**Instructions to follow**
In the entries below, print every line from the one containing "triangle-up-icon [342,522,360,539]" through the one containing "bar-toronto [238,154,312,339]". Include both of those lines and copy each line without any change.

[Listings of elements and regions]

--- --- ---

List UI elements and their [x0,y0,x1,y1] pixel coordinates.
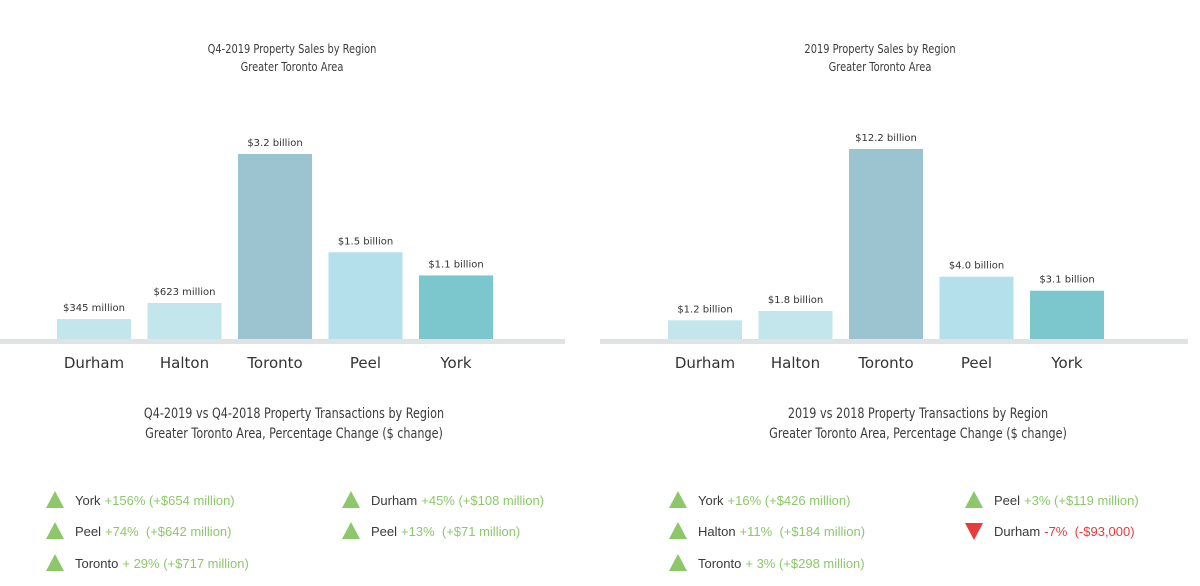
triangle-up-icon [342,522,360,539]
category-label-durham: Durham [64,354,124,372]
category-label-durham: Durham [675,354,735,372]
bar-chart-annual: $1.2 billion Durham $1.8 billion Halton $12.… [600,133,1188,372]
region-name: Durham [371,492,418,508]
change-value: +74% (+$642 million) [105,523,232,539]
bar-peel [328,252,403,339]
bar-toronto [849,149,923,339]
data-label-toronto: $3.2 billion [247,138,302,149]
chart-subtitle: Greater Toronto Area [240,60,344,74]
data-label-peel: $4.0 billion [949,261,1004,272]
change-item: Durham +45% (+$108 million) [341,489,544,511]
chart-title: Q4-2019 Property Sales by Region Greater… [46,40,538,76]
baseline [600,339,1188,344]
baseline [0,339,565,344]
comparison-title: 2019 vs 2018 Property Transactions by Re… [678,404,1158,444]
triangle-up-icon [46,522,64,539]
change-value: +45% (+$108 million) [421,492,545,508]
panel-q4: Q4-2019 Property Sales by Region Greater… [0,40,565,574]
data-label-durham: $345 million [63,303,125,314]
change-item: York +156% (+$654 million) [45,489,235,511]
triangle-up-icon [965,491,983,508]
category-label-peel: Peel [350,354,381,372]
comparison-title-main: 2019 vs 2018 Property Transactions by Re… [787,406,1049,422]
region-name: Peel [994,492,1021,508]
bar-durham [57,319,131,339]
change-item: York +16% (+$426 million) [668,489,850,511]
change-item: Peel +74% (+$642 million) [45,520,232,542]
bar-york [1030,290,1104,339]
triangle-up-icon [46,554,64,571]
chart-title: 2019 Property Sales by Region Greater To… [634,40,1126,76]
triangle-down-icon [965,523,983,540]
triangle-up-icon [669,491,687,508]
bar-toronto [238,154,312,339]
comparison-title-main: Q4-2019 vs Q4-2018 Property Transactions… [143,406,445,422]
change-value: + 29% (+$717 million) [122,555,249,571]
data-label-halton: $623 million [154,287,216,298]
change-value: +3% (+$119 million) [1024,492,1139,508]
region-name: York [698,492,724,508]
comparison-subtitle: Greater Toronto Area, Percentage Change … [145,426,443,442]
change-item: Halton +11% (+$184 million) [668,520,865,542]
change-value: + 3% (+$298 million) [745,555,865,571]
bar-york [419,275,493,339]
triangle-up-icon [46,491,64,508]
change-value: -7% (-$93,000) [1044,523,1135,539]
data-label-durham: $1.2 billion [677,304,732,315]
triangle-up-icon [669,522,687,539]
triangle-up-icon [669,554,687,571]
category-label-halton: Halton [771,354,820,372]
change-item: Toronto + 3% (+$298 million) [668,552,865,574]
category-label-peel: Peel [961,354,992,372]
data-label-york: $1.1 billion [428,259,483,270]
change-value: +16% (+$426 million) [727,492,851,508]
category-label-halton: Halton [160,354,209,372]
region-name: Durham [994,523,1041,539]
region-name: York [75,492,101,508]
change-item: Peel +13% (+$71 million) [341,520,520,542]
change-value: +156% (+$654 million) [104,492,235,508]
category-label-york: York [1050,354,1083,372]
bar-peel [939,276,1014,339]
bar-halton [758,310,833,339]
chart-title-main: Q4-2019 Property Sales by Region [207,42,377,56]
region-name: Peel [371,523,398,539]
comparison-subtitle: Greater Toronto Area, Percentage Change … [769,426,1067,442]
data-label-york: $3.1 billion [1039,275,1094,286]
bar-chart-q4: $345 million Durham $623 million Halton $3.2… [0,138,565,372]
change-item: Toronto + 29% (+$717 million) [45,552,249,574]
change-value: +11% (+$184 million) [739,523,866,539]
comparison-title: Q4-2019 vs Q4-2018 Property Transactions… [54,404,534,444]
category-label-toronto: Toronto [857,354,913,372]
region-name: Toronto [698,555,742,571]
data-label-peel: $1.5 billion [338,236,393,247]
change-value: +13% (+$71 million) [401,523,521,539]
region-name: Peel [75,523,102,539]
chart-subtitle: Greater Toronto Area [828,60,932,74]
data-label-halton: $1.8 billion [768,295,823,306]
region-name: Halton [698,523,736,539]
change-item: Durham -7% (-$93,000) [964,520,1135,542]
triangle-up-icon [342,491,360,508]
bar-halton [147,302,222,339]
change-item: Peel +3% (+$119 million) [964,489,1139,511]
category-label-toronto: Toronto [246,354,302,372]
bar-durham [668,320,742,339]
category-label-york: York [439,354,472,372]
chart-title-main: 2019 Property Sales by Region [804,42,956,56]
panel-annual: 2019 Property Sales by Region Greater To… [600,0,1200,586]
data-label-toronto: $12.2 billion [855,133,917,144]
region-name: Toronto [75,555,119,571]
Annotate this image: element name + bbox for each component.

--- --- ---

**Exercise answer**
triangle-up-icon [342,522,360,539]
category-label-durham: Durham [64,354,124,372]
category-label-durham: Durham [675,354,735,372]
bar-chart-annual: $1.2 billion Durham $1.8 billion Halton $12.… [600,133,1188,372]
region-name: Durham [371,492,418,508]
change-value: +74% (+$642 million) [105,523,232,539]
bar-peel [328,252,403,339]
bar-toronto [849,149,923,339]
data-label-toronto: $3.2 billion [247,138,302,149]
chart-subtitle: Greater Toronto Area [240,60,344,74]
data-label-peel: $4.0 billion [949,261,1004,272]
change-item: Durham +45% (+$108 million) [341,489,544,511]
chart-title: Q4-2019 Property Sales by Region Greater… [46,40,538,76]
baseline [600,339,1188,344]
baseline [0,339,565,344]
comparison-title: 2019 vs 2018 Property Transactions by Re… [678,404,1158,444]
triangle-up-icon [46,522,64,539]
change-value: +45% (+$108 million) [421,492,545,508]
panel-q4: Q4-2019 Property Sales by Region Greater… [0,40,565,574]
data-label-durham: $345 million [63,303,125,314]
change-item: York +156% (+$654 million) [45,489,235,511]
triangle-up-icon [965,491,983,508]
category-label-peel: Peel [350,354,381,372]
comparison-title-main: 2019 vs 2018 Property Transactions by Re… [787,406,1049,422]
region-name: Peel [994,492,1021,508]
bar-durham [57,319,131,339]
change-item: York +16% (+$426 million) [668,489,850,511]
change-item: Peel +74% (+$642 million) [45,520,232,542]
bar-york [1030,290,1104,339]
triangle-up-icon [46,554,64,571]
chart-title: 2019 Property Sales by Region Greater To… [634,40,1126,76]
triangle-down-icon [965,523,983,540]
triangle-up-icon [669,491,687,508]
bar-toronto [238,154,312,339]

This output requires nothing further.